REQUIREMENTS
Write out the full listing again, exactly as it stands.

━━━ LISTING ━━━

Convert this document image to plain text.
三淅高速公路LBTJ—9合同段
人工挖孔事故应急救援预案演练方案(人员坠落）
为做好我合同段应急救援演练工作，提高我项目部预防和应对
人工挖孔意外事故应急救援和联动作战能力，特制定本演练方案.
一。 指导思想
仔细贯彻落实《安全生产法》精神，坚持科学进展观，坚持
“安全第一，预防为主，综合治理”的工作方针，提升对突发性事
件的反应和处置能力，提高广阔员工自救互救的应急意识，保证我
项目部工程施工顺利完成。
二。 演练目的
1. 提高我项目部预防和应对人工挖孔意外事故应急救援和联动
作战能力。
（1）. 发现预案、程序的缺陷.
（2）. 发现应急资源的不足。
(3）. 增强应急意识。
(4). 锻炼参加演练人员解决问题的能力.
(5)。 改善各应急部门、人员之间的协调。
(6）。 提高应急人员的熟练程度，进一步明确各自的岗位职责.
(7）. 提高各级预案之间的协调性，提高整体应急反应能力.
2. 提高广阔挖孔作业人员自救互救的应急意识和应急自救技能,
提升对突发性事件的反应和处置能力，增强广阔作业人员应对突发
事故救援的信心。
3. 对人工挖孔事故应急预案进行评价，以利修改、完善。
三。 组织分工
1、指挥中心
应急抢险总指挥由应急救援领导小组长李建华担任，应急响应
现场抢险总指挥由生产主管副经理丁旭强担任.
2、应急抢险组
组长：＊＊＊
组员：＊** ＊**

━━━

EXERCISE ANSWER
Convert this document image to plain text.
三淅高速公路LBTJ—9合同段
人工挖孔事故应急救援预案演练方案(人员坠落）
为做好我合同段应急救援演练工作，提高我项目部预防和应对
人工挖孔意外事故应急救援和联动作战能力，特制定本演练方案.
一。 指导思想
仔细贯彻落实《安全生产法》精神，坚持科学进展观，坚持
“安全第一，预防为主，综合治理”的工作方针，提升对突发性事
件的反应和处置能力，提高广阔员工自救互救的应急意识，保证我
项目部工程施工顺利完成。
二。 演练目的
1. 提高我项目部预防和应对人工挖孔意外事故应急救援和联动
作战能力。
（1）. 发现预案、程序的缺陷.
（2）. 发现应急资源的不足。
(3）. 增强应急意识。
(4). 锻炼参加演练人员解决问题的能力.
(5)。 改善各应急部门、人员之间的协调。
(6）。 提高应急人员的熟练程度，进一步明确各自的岗位职责.
(7）. 提高各级预案之间的协调性，提高整体应急反应能力.
2. 提高广阔挖孔作业人员自救互救的应急意识和应急自救技能,
提升对突发性事件的反应和处置能力，增强广阔作业人员应对突发
事故救援的信心。
3. 对人工挖孔事故应急预案进行评价，以利修改、完善。
三。 组织分工
1、指挥中心
应急抢险总指挥由应急救援领导小组长李建华担任，应急响应
现场抢险总指挥由生产主管副经理丁旭强担任.
2、应急抢险组
组长：＊＊＊
组员：＊** ＊**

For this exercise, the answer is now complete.